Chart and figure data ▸
——————————

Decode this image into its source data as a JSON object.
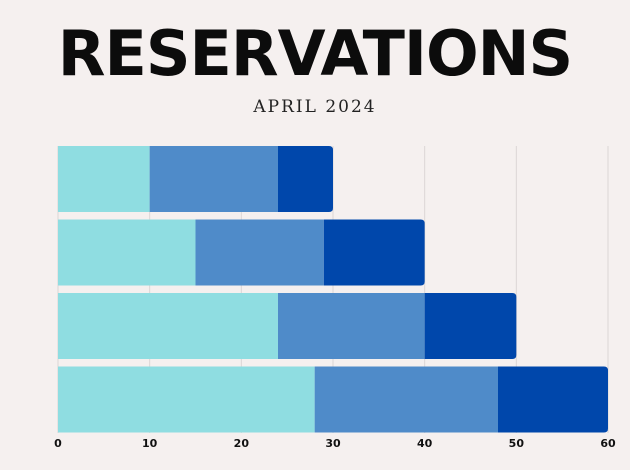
{
  "chart_data": {
    "type": "bar",
    "orientation": "horizontal",
    "stacked": true,
    "title": "RESERVATIONS",
    "subtitle": "APRIL 2024",
    "xlim": [
      0,
      60
    ],
    "x_ticks": [
      "0",
      "10",
      "20",
      "30",
      "40",
      "50",
      "60"
    ],
    "grid": true,
    "categories": [
      "",
      "",
      "",
      ""
    ],
    "series": [
      {
        "values": [
          10,
          15,
          24,
          28
        ]
      },
      {
        "values": [
          14,
          14,
          16,
          20
        ]
      },
      {
        "values": [
          6,
          11,
          10,
          12
        ]
      }
    ]
  },
  "colors": {
    "background": "#f5f0ef",
    "series": [
      "#8fdde1",
      "#4f8bc9",
      "#0047ab"
    ],
    "grid": "#dcd6d5"
  }
}
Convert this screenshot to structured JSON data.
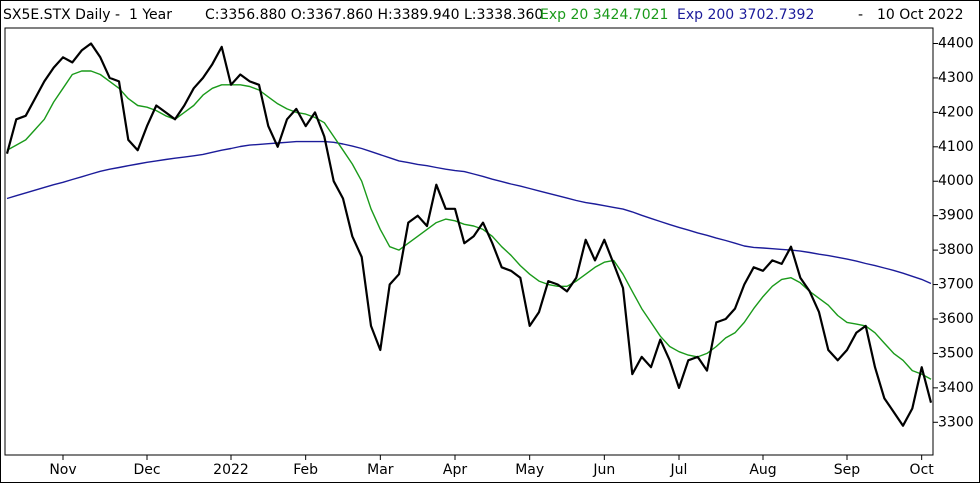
{
  "chart_data": {
    "type": "line",
    "header": {
      "symbol": "SX5E.STX Daily -  1 Year",
      "ohlc": "C:3356.880 O:3367.860 H:3389.940 L:3338.360",
      "exp20": "Exp 20 3424.7021",
      "exp200": "Exp 200 3702.7392",
      "dash": "-",
      "date": "10 Oct 2022"
    },
    "categories": [
      null,
      null,
      null,
      null,
      null,
      null,
      "Nov",
      null,
      null,
      null,
      null,
      null,
      null,
      null,
      null,
      "Dec",
      null,
      null,
      null,
      null,
      null,
      null,
      null,
      null,
      "2022",
      null,
      null,
      null,
      null,
      null,
      null,
      null,
      "Feb",
      null,
      null,
      null,
      null,
      null,
      null,
      null,
      "Mar",
      null,
      null,
      null,
      null,
      null,
      null,
      null,
      "Apr",
      null,
      null,
      null,
      null,
      null,
      null,
      null,
      "May",
      null,
      null,
      null,
      null,
      null,
      null,
      null,
      "Jun",
      null,
      null,
      null,
      null,
      null,
      null,
      null,
      "Jul",
      null,
      null,
      null,
      null,
      null,
      null,
      null,
      null,
      "Aug",
      null,
      null,
      null,
      null,
      null,
      null,
      null,
      null,
      "Sep",
      null,
      null,
      null,
      null,
      null,
      null,
      null,
      "Oct",
      null
    ],
    "series": [
      {
        "name": "Price",
        "color": "#000000",
        "width": 2.2,
        "values": [
          4080,
          4180,
          4190,
          4240,
          4290,
          4330,
          4360,
          4345,
          4380,
          4400,
          4360,
          4300,
          4290,
          4120,
          4090,
          4160,
          4220,
          4200,
          4180,
          4220,
          4270,
          4300,
          4340,
          4390,
          4280,
          4310,
          4290,
          4280,
          4160,
          4100,
          4180,
          4210,
          4160,
          4200,
          4130,
          4000,
          3950,
          3840,
          3780,
          3580,
          3510,
          3700,
          3730,
          3880,
          3900,
          3870,
          3990,
          3920,
          3920,
          3820,
          3840,
          3880,
          3820,
          3750,
          3740,
          3720,
          3580,
          3620,
          3710,
          3700,
          3680,
          3720,
          3830,
          3770,
          3830,
          3760,
          3690,
          3440,
          3490,
          3460,
          3540,
          3480,
          3400,
          3480,
          3490,
          3450,
          3590,
          3600,
          3630,
          3700,
          3750,
          3740,
          3770,
          3760,
          3810,
          3720,
          3680,
          3620,
          3510,
          3480,
          3510,
          3560,
          3580,
          3460,
          3370,
          3330,
          3290,
          3340,
          3460,
          3357
        ]
      },
      {
        "name": "Exp 20",
        "color": "#1a9a1a",
        "width": 1.4,
        "values": [
          4090,
          4105,
          4120,
          4150,
          4180,
          4230,
          4270,
          4310,
          4320,
          4320,
          4310,
          4290,
          4270,
          4240,
          4220,
          4215,
          4205,
          4190,
          4180,
          4200,
          4220,
          4250,
          4270,
          4280,
          4280,
          4280,
          4275,
          4265,
          4245,
          4225,
          4210,
          4200,
          4195,
          4185,
          4170,
          4130,
          4090,
          4050,
          4000,
          3920,
          3860,
          3810,
          3800,
          3820,
          3840,
          3860,
          3880,
          3890,
          3885,
          3875,
          3870,
          3860,
          3840,
          3810,
          3785,
          3755,
          3730,
          3710,
          3700,
          3695,
          3695,
          3710,
          3730,
          3750,
          3765,
          3770,
          3730,
          3680,
          3630,
          3590,
          3550,
          3520,
          3505,
          3495,
          3490,
          3500,
          3520,
          3545,
          3560,
          3590,
          3630,
          3665,
          3695,
          3715,
          3720,
          3705,
          3680,
          3660,
          3640,
          3610,
          3590,
          3585,
          3580,
          3560,
          3530,
          3500,
          3480,
          3450,
          3440,
          3425
        ]
      },
      {
        "name": "Exp 200",
        "color": "#1c1c9a",
        "width": 1.4,
        "values": [
          3950,
          3958,
          3966,
          3974,
          3982,
          3990,
          3997,
          4005,
          4013,
          4021,
          4029,
          4035,
          4040,
          4045,
          4050,
          4055,
          4059,
          4063,
          4067,
          4070,
          4074,
          4078,
          4084,
          4090,
          4095,
          4101,
          4105,
          4107,
          4109,
          4111,
          4113,
          4115,
          4115,
          4115,
          4115,
          4113,
          4108,
          4102,
          4095,
          4086,
          4077,
          4068,
          4059,
          4054,
          4049,
          4045,
          4040,
          4035,
          4031,
          4028,
          4021,
          4014,
          4006,
          3999,
          3992,
          3986,
          3979,
          3972,
          3965,
          3958,
          3951,
          3944,
          3938,
          3934,
          3929,
          3924,
          3919,
          3911,
          3901,
          3892,
          3883,
          3874,
          3866,
          3858,
          3850,
          3843,
          3835,
          3828,
          3820,
          3812,
          3808,
          3806,
          3804,
          3802,
          3800,
          3797,
          3793,
          3788,
          3784,
          3779,
          3774,
          3768,
          3761,
          3755,
          3748,
          3741,
          3733,
          3724,
          3715,
          3703
        ]
      }
    ],
    "ylim": [
      3205,
      4445
    ],
    "yticks": [
      3300,
      3400,
      3500,
      3600,
      3700,
      3800,
      3900,
      4000,
      4100,
      4200,
      4300,
      4400
    ],
    "grid": false
  }
}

——————————

Written instruction ▸ Repeat each entry above word for word, leaving every picture out.

Answer in full ▸
Decode this image into its source data as a JSON object.
{
  "chart_data": {
    "type": "bar",
    "orientation": "horizontal",
    "stacked": true,
    "title": "RESERVATIONS",
    "subtitle": "APRIL 2024",
    "xlim": [
      0,
      60
    ],
    "x_ticks": [
      "0",
      "10",
      "20",
      "30",
      "40",
      "50",
      "60"
    ],
    "grid": true,
    "categories": [
      "",
      "",
      "",
      ""
    ],
    "series": [
      {
        "values": [
          10,
          15,
          24,
          28
        ]
      },
      {
        "values": [
          14,
          14,
          16,
          20
        ]
      },
      {
        "values": [
          6,
          11,
          10,
          12
        ]
      }
    ]
  },
  "colors": {
    "background": "#f5f0ef",
    "series": [
      "#8fdde1",
      "#4f8bc9",
      "#0047ab"
    ],
    "grid": "#dcd6d5"
  }
}
Convert this screenshot to structured JSON data.
{
  "chart_data": {
    "type": "line",
    "header": {
      "symbol": "SX5E.STX Daily -  1 Year",
      "ohlc": "C:3356.880 O:3367.860 H:3389.940 L:3338.360",
      "exp20": "Exp 20 3424.7021",
      "exp200": "Exp 200 3702.7392",
      "dash": "-",
      "date": "10 Oct 2022"
    },
    "categories": [
      null,
      null,
      null,
      null,
      null,
      null,
      "Nov",
      null,
      null,
      null,
      null,
      null,
      null,
      null,
      null,
      "Dec",
      null,
      null,
      null,
      null,
      null,
      null,
      null,
      null,
      "2022",
      null,
      null,
      null,
      null,
      null,
      null,
      null,
      "Feb",
      null,
      null,
      null,
      null,
      null,
      null,
      null,
      "Mar",
      null,
      null,
      null,
      null,
      null,
      null,
      null,
      "Apr",
      null,
      null,
      null,
      null,
      null,
      null,
      null,
      "May",
      null,
      null,
      null,
      null,
      null,
      null,
      null,
      "Jun",
      null,
      null,
      null,
      null,
      null,
      null,
      null,
      "Jul",
      null,
      null,
      null,
      null,
      null,
      null,
      null,
      null,
      "Aug",
      null,
      null,
      null,
      null,
      null,
      null,
      null,
      null,
      "Sep",
      null,
      null,
      null,
      null,
      null,
      null,
      null,
      "Oct",
      null
    ],
    "series": [
      {
        "name": "Price",
        "color": "#000000",
        "width": 2.2,
        "values": [
          4080,
          4180,
          4190,
          4240,
          4290,
          4330,
          4360,
          4345,
          4380,
          4400,
          4360,
          4300,
          4290,
          4120,
          4090,
          4160,
          4220,
          4200,
          4180,
          4220,
          4270,
          4300,
          4340,
          4390,
          4280,
          4310,
          4290,
          4280,
          4160,
          4100,
          4180,
          4210,
          4160,
          4200,
          4130,
          4000,
          3950,
          3840,
          3780,
          3580,
          3510,
          3700,
          3730,
          3880,
          3900,
          3870,
          3990,
          3920,
          3920,
          3820,
          3840,
          3880,
          3820,
          3750,
          3740,
          3720,
          3580,
          3620,
          3710,
          3700,
          3680,
          3720,
          3830,
          3770,
          3830,
          3760,
          3690,
          3440,
          3490,
          3460,
          3540,
          3480,
          3400,
          3480,
          3490,
          3450,
          3590,
          3600,
          3630,
          3700,
          3750,
          3740,
          3770,
          3760,
          3810,
          3720,
          3680,
          3620,
          3510,
          3480,
          3510,
          3560,
          3580,
          3460,
          3370,
          3330,
          3290,
          3340,
          3460,
          3357
        ]
      },
      {
        "name": "Exp 20",
        "color": "#1a9a1a",
        "width": 1.4,
        "values": [
          4090,
          4105,
          4120,
          4150,
          4180,
          4230,
          4270,
          4310,
          4320,
          4320,
          4310,
          4290,
          4270,
          4240,
          4220,
          4215,
          4205,
          4190,
          4180,
          4200,
          4220,
          4250,
          4270,
          4280,
          4280,
          4280,
          4275,
          4265,
          4245,
          4225,
          4210,
          4200,
          4195,
          4185,
          4170,
          4130,
          4090,
          4050,
          4000,
          3920,
          3860,
          3810,
          3800,
          3820,
          3840,
          3860,
          3880,
          3890,
          3885,
          3875,
          3870,
          3860,
          3840,
          3810,
          3785,
          3755,
          3730,
          3710,
          3700,
          3695,
          3695,
          3710,
          3730,
          3750,
          3765,
          3770,
          3730,
          3680,
          3630,
          3590,
          3550,
          3520,
          3505,
          3495,
          3490,
          3500,
          3520,
          3545,
          3560,
          3590,
          3630,
          3665,
          3695,
          3715,
          3720,
          3705,
          3680,
          3660,
          3640,
          3610,
          3590,
          3585,
          3580,
          3560,
          3530,
          3500,
          3480,
          3450,
          3440,
          3425
        ]
      },
      {
        "name": "Exp 200",
        "color": "#1c1c9a",
        "width": 1.4,
        "values": [
          3950,
          3958,
          3966,
          3974,
          3982,
          3990,
          3997,
          4005,
          4013,
          4021,
          4029,
          4035,
          4040,
          4045,
          4050,
          4055,
          4059,
          4063,
          4067,
          4070,
          4074,
          4078,
          4084,
          4090,
          4095,
          4101,
          4105,
          4107,
          4109,
          4111,
          4113,
          4115,
          4115,
          4115,
          4115,
          4113,
          4108,
          4102,
          4095,
          4086,
          4077,
          4068,
          4059,
          4054,
          4049,
          4045,
          4040,
          4035,
          4031,
          4028,
          4021,
          4014,
          4006,
          3999,
          3992,
          3986,
          3979,
          3972,
          3965,
          3958,
          3951,
          3944,
          3938,
          3934,
          3929,
          3924,
          3919,
          3911,
          3901,
          3892,
          3883,
          3874,
          3866,
          3858,
          3850,
          3843,
          3835,
          3828,
          3820,
          3812,
          3808,
          3806,
          3804,
          3802,
          3800,
          3797,
          3793,
          3788,
          3784,
          3779,
          3774,
          3768,
          3761,
          3755,
          3748,
          3741,
          3733,
          3724,
          3715,
          3703
        ]
      }
    ],
    "ylim": [
      3205,
      4445
    ],
    "yticks": [
      3300,
      3400,
      3500,
      3600,
      3700,
      3800,
      3900,
      4000,
      4100,
      4200,
      4300,
      4400
    ],
    "grid": false
  }
}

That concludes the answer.